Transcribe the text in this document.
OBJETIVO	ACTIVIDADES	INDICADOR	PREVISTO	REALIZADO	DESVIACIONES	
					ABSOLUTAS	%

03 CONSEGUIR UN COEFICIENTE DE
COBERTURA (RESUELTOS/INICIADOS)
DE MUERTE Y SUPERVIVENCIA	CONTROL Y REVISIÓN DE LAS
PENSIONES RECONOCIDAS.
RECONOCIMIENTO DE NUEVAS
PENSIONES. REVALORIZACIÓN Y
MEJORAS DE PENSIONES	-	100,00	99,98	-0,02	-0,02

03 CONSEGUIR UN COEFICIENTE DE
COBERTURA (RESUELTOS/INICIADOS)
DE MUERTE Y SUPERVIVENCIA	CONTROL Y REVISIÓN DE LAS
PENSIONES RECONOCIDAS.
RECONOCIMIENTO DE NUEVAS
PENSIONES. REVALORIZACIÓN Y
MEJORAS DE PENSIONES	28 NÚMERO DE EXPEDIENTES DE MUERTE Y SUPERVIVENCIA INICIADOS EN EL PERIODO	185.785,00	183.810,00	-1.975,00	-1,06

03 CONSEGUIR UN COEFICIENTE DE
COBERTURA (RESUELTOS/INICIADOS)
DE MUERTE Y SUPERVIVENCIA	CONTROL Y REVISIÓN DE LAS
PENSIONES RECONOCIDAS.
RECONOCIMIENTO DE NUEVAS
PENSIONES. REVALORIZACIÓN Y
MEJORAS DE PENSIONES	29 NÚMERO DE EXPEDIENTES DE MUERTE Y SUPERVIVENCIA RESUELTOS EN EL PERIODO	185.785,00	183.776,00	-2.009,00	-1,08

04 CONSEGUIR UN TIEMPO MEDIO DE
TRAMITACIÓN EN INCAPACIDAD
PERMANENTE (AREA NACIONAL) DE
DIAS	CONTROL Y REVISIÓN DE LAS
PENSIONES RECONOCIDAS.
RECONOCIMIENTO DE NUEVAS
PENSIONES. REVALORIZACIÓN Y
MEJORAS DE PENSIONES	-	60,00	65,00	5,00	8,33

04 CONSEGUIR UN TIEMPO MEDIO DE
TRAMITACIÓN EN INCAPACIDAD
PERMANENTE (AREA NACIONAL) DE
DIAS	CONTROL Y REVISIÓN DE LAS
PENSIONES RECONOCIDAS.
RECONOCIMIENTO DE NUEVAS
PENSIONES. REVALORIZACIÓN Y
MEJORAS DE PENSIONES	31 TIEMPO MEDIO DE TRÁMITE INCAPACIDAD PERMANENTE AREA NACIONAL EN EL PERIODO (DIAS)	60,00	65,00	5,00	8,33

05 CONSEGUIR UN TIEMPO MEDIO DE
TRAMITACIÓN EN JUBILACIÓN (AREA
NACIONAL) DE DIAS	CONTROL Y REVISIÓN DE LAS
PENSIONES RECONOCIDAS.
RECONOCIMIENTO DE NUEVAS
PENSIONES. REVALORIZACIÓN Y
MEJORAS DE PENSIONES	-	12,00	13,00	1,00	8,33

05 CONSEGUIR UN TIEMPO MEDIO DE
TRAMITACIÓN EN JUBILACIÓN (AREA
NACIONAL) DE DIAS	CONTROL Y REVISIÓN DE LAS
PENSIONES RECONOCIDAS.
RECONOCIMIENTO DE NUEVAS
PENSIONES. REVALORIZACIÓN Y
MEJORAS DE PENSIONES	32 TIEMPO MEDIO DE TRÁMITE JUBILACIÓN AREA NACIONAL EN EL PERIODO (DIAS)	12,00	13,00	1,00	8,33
━━━━━━━━━━━━━━━━
Return only those lines of the records that contain the string "TRÁMITE".

MEJORAS DE PENSIONES	31 TIEMPO MEDIO DE TRÁMITE INCAPACIDAD PERMANENTE AREA NACIONAL EN EL PERIODO (DIAS)	60,00	65,00	5,00	8,33
MEJORAS DE PENSIONES	32 TIEMPO MEDIO DE TRÁMITE JUBILACIÓN AREA NACIONAL EN EL PERIODO (DIAS)	12,00	13,00	1,00	8,33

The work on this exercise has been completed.